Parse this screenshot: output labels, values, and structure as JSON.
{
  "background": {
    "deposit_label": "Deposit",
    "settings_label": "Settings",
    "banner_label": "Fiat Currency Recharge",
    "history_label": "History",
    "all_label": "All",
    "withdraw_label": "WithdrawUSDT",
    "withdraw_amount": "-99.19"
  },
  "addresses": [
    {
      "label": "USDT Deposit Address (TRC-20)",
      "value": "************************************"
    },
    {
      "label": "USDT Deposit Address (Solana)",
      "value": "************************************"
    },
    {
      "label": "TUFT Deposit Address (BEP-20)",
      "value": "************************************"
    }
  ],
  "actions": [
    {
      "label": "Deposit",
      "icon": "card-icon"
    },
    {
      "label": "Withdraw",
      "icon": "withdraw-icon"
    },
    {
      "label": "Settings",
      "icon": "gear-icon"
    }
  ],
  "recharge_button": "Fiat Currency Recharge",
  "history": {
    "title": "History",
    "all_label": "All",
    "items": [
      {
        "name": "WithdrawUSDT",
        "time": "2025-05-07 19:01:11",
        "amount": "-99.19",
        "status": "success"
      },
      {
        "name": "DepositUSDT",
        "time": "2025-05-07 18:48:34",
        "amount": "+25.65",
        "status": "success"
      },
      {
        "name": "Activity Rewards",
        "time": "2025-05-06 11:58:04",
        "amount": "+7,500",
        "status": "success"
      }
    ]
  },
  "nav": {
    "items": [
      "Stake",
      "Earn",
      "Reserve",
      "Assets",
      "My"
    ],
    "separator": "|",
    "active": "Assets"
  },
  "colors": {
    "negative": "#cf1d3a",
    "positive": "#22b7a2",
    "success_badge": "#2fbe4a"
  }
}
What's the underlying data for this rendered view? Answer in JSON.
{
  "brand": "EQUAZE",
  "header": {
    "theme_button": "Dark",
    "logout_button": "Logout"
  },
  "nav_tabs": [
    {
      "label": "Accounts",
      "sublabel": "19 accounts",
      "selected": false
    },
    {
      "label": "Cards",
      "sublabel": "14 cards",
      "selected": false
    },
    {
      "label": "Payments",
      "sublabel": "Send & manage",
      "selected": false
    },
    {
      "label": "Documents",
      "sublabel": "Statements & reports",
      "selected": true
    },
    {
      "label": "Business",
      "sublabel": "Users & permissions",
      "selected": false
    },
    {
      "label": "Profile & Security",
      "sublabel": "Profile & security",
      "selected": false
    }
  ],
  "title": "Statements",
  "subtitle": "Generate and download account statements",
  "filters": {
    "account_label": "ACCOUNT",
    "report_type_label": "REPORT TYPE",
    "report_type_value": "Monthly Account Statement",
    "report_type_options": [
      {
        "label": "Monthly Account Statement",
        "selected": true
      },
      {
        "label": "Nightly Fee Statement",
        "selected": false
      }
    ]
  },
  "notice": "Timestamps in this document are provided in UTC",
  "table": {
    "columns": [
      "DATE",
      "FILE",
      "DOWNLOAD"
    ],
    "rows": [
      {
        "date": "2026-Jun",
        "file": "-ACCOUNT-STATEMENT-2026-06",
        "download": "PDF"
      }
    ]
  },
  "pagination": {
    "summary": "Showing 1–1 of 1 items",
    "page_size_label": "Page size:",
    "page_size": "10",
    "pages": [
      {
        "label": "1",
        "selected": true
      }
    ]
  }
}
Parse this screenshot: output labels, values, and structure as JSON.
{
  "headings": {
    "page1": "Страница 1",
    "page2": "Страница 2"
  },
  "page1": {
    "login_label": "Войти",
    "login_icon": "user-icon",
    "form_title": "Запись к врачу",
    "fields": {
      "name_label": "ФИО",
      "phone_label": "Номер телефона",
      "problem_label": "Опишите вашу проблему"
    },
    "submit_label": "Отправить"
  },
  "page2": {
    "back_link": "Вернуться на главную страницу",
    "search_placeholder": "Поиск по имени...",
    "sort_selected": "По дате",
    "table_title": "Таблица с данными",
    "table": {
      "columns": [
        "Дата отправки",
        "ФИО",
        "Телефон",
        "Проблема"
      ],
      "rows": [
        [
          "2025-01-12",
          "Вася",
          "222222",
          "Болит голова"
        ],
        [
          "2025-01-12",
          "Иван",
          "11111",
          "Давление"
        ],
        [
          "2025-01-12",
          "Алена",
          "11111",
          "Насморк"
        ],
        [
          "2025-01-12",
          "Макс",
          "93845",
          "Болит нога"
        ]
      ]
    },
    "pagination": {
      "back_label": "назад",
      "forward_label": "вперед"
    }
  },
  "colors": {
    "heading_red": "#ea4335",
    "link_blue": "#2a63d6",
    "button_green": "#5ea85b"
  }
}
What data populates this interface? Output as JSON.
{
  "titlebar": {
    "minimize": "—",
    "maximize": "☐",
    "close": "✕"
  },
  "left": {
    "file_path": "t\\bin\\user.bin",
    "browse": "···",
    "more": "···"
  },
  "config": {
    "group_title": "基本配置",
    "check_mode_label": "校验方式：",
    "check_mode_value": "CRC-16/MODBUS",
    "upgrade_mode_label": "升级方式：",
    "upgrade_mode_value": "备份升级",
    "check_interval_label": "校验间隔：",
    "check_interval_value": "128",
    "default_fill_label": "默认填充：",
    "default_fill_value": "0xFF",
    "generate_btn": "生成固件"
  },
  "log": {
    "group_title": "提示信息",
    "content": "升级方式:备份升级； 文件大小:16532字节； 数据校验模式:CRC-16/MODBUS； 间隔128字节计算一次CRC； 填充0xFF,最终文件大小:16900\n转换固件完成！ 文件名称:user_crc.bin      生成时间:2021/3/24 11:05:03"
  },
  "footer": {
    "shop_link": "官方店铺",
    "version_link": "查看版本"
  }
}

Aim ▸ Exact repetition is required for the lines from the one that contains "What data populates" through the final line; leave out everything else.

Problem solution ▸
What data populates this interface? Output as JSON.
{
  "titlebar": {
    "minimize": "—",
    "maximize": "☐",
    "close": "✕"
  },
  "left": {
    "file_path": "t\\bin\\user.bin",
    "browse": "···",
    "more": "···"
  },
  "config": {
    "group_title": "基本配置",
    "check_mode_label": "校验方式：",
    "check_mode_value": "CRC-16/MODBUS",
    "upgrade_mode_label": "升级方式：",
    "upgrade_mode_value": "备份升级",
    "check_interval_label": "校验间隔：",
    "check_interval_value": "128",
    "default_fill_label": "默认填充：",
    "default_fill_value": "0xFF",
    "generate_btn": "生成固件"
  },
  "log": {
    "group_title": "提示信息",
    "content": "升级方式:备份升级； 文件大小:16532字节； 数据校验模式:CRC-16/MODBUS； 间隔128字节计算一次CRC； 填充0xFF,最终文件大小:16900\n转换固件完成！ 文件名称:user_crc.bin      生成时间:2021/3/24 11:05:03"
  },
  "footer": {
    "shop_link": "官方店铺",
    "version_link": "查看版本"
  }
}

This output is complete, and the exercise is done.